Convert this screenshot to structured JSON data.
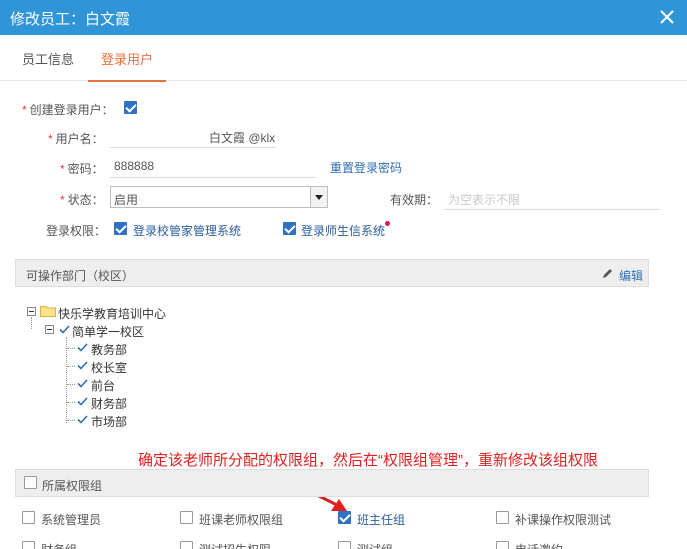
{
  "dialog": {
    "title": "修改员工：白文霞"
  },
  "tabs": [
    {
      "label": "员工信息",
      "active": false
    },
    {
      "label": "登录用户",
      "active": true
    }
  ],
  "form": {
    "create_login_label": "创建登录用户：",
    "create_login_checked": true,
    "username_label": "用户名：",
    "username_value": "白文霞 @klx",
    "password_label": "密码：",
    "password_value": "888888",
    "reset_password_link": "重置登录密码",
    "status_label": "状态：",
    "status_value": "启用",
    "expiry_label": "有效期：",
    "expiry_placeholder": "为空表示不限",
    "permissions_label": "登录权限：",
    "permissions": [
      {
        "label": "登录校管家管理系统",
        "checked": true
      },
      {
        "label": "登录师生信系统",
        "checked": true
      }
    ]
  },
  "departments_section": {
    "title": "可操作部门（校区）",
    "edit_label": "编辑",
    "tree": {
      "root": "快乐学教育培训中心",
      "campus": "简单学一校区",
      "children": [
        "教务部",
        "校长室",
        "前台",
        "财务部",
        "市场部"
      ]
    }
  },
  "annotation": "确定该老师所分配的权限组，然后在“权限组管理”，重新修改该组权限",
  "permission_groups_section": {
    "title": "所属权限组",
    "groups": [
      {
        "label": "系统管理员",
        "checked": false
      },
      {
        "label": "班课老师权限组",
        "checked": false
      },
      {
        "label": "班主任组",
        "checked": true
      },
      {
        "label": "补课操作权限测试",
        "checked": false
      },
      {
        "label": "财务组",
        "checked": false
      },
      {
        "label": "测试招生权限",
        "checked": false
      },
      {
        "label": "测试组",
        "checked": false
      },
      {
        "label": "电话邀约",
        "checked": false
      }
    ]
  },
  "colors": {
    "header": "#2f95d6",
    "active_tab": "#e8703a",
    "annotation": "#e02020",
    "checkbox": "#2f72c4"
  }
}
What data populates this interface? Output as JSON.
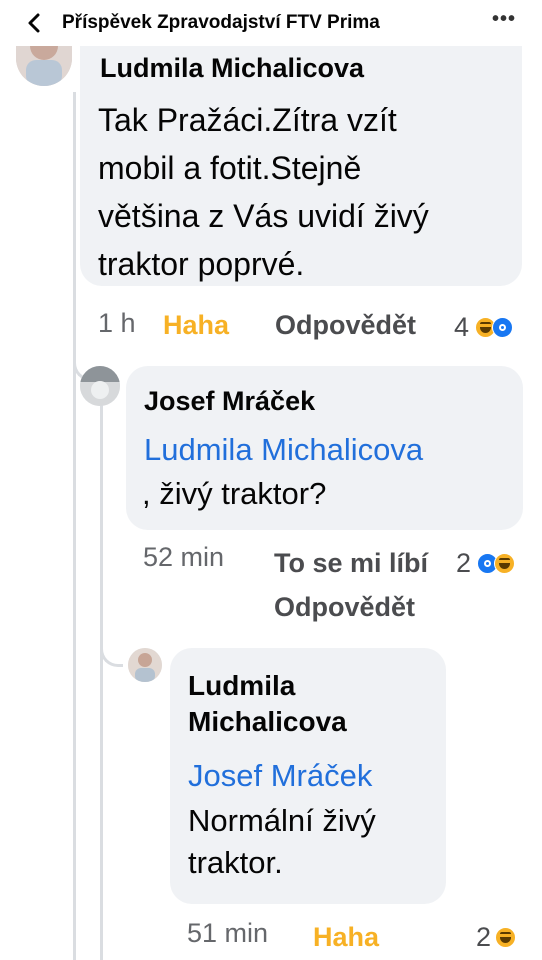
{
  "header": {
    "title": "Příspěvek Zpravodajství FTV Prima",
    "more_label": "•••"
  },
  "comments": [
    {
      "author": "Ludmila Michalicova",
      "lines": [
        "Tak Pražáci.Zítra vzít",
        "mobil a fotit.Stejně",
        "většina z Vás uvidí živý",
        "traktor poprvé."
      ],
      "time": "1 h",
      "reaction_label": "Haha",
      "reply_label": "Odpovědět",
      "reaction_count": "4",
      "reaction_icons": [
        "haha-icon",
        "like-icon"
      ]
    },
    {
      "author": "Josef Mráček",
      "mention": "Ludmila Michalicova",
      "text": ", živý traktor?",
      "time": "52 min",
      "reaction_label": "To se mi líbí",
      "reply_label": "Odpovědět",
      "reaction_count": "2",
      "reaction_icons": [
        "like-icon",
        "haha-icon"
      ]
    },
    {
      "author_lines": [
        "Ludmila",
        "Michalicova"
      ],
      "mention": "Josef Mráček",
      "lines": [
        "Normální živý",
        "traktor."
      ],
      "time": "51 min",
      "reaction_label": "Haha",
      "reaction_count": "2",
      "reaction_icons": [
        "haha-icon"
      ]
    }
  ],
  "colors": {
    "bubble": "#f0f2f5",
    "mention": "#216fdb",
    "haha": "#f7b125",
    "like": "#1877f2",
    "meta": "#65676b"
  }
}
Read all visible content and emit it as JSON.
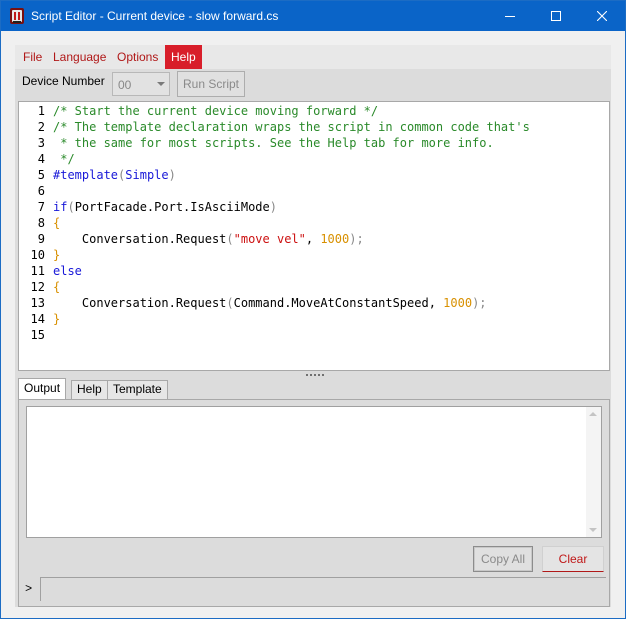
{
  "window": {
    "title": "Script Editor - Current device - slow forward.cs",
    "colors": {
      "titlebar": "#0a64c8",
      "accent": "#d81e2a",
      "menu_text": "#b01818"
    }
  },
  "menu": {
    "items": [
      {
        "label": "File"
      },
      {
        "label": "Language"
      },
      {
        "label": "Options"
      },
      {
        "label": "Help",
        "active": true
      }
    ]
  },
  "toolbar": {
    "device_label": "Device Number",
    "device_value": "00",
    "run_label": "Run Script"
  },
  "editor": {
    "lines": [
      [
        {
          "t": "/* Start the current device moving forward */",
          "c": "comment"
        }
      ],
      [
        {
          "t": "/* The template declaration wraps the script in common code that's",
          "c": "comment"
        }
      ],
      [
        {
          "t": " * the same for most scripts. See the Help tab for more info.",
          "c": "comment"
        }
      ],
      [
        {
          "t": " */",
          "c": "comment"
        }
      ],
      [
        {
          "t": "#template",
          "c": "directive"
        },
        {
          "t": "(",
          "c": "punct"
        },
        {
          "t": "Simple",
          "c": "directive"
        },
        {
          "t": ")",
          "c": "punct"
        }
      ],
      [],
      [
        {
          "t": "if",
          "c": "keyword"
        },
        {
          "t": "(",
          "c": "punct"
        },
        {
          "t": "PortFacade.Port.IsAsciiMode",
          "c": "plain"
        },
        {
          "t": ")",
          "c": "punct"
        }
      ],
      [
        {
          "t": "{",
          "c": "brace"
        }
      ],
      [
        {
          "t": "    Conversation.Request",
          "c": "plain"
        },
        {
          "t": "(",
          "c": "punct"
        },
        {
          "t": "\"move vel\"",
          "c": "string"
        },
        {
          "t": ", ",
          "c": "plain"
        },
        {
          "t": "1000",
          "c": "number"
        },
        {
          "t": ");",
          "c": "punct"
        }
      ],
      [
        {
          "t": "}",
          "c": "brace"
        }
      ],
      [
        {
          "t": "else",
          "c": "keyword"
        }
      ],
      [
        {
          "t": "{",
          "c": "brace"
        }
      ],
      [
        {
          "t": "    Conversation.Request",
          "c": "plain"
        },
        {
          "t": "(",
          "c": "punct"
        },
        {
          "t": "Command.MoveAtConstantSpeed",
          "c": "plain"
        },
        {
          "t": ", ",
          "c": "plain"
        },
        {
          "t": "1000",
          "c": "number"
        },
        {
          "t": ");",
          "c": "punct"
        }
      ],
      [
        {
          "t": "}",
          "c": "brace"
        }
      ],
      []
    ],
    "line_numbers": [
      "1",
      "2",
      "3",
      "4",
      "5",
      "6",
      "7",
      "8",
      "9",
      "10",
      "11",
      "12",
      "13",
      "14",
      "15"
    ]
  },
  "bottom_tabs": [
    {
      "label": "Output",
      "selected": true
    },
    {
      "label": "Help"
    },
    {
      "label": "Template"
    }
  ],
  "output": {
    "text": "",
    "copy_all_label": "Copy All",
    "clear_label": "Clear",
    "prompt": ">",
    "command_value": ""
  },
  "icons": {
    "app": "script-app-icon",
    "minimize": "minimize-icon",
    "maximize": "maximize-icon",
    "close": "close-icon"
  }
}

━━━━━━━━━━

Requirements: Copy out each line that contains the word "annotation".

Right answer:
  "annotation": "确定该老师所分配的权限组，然后在“权限组管理”，重新修改该组权限",
    "annotation": "#e02020",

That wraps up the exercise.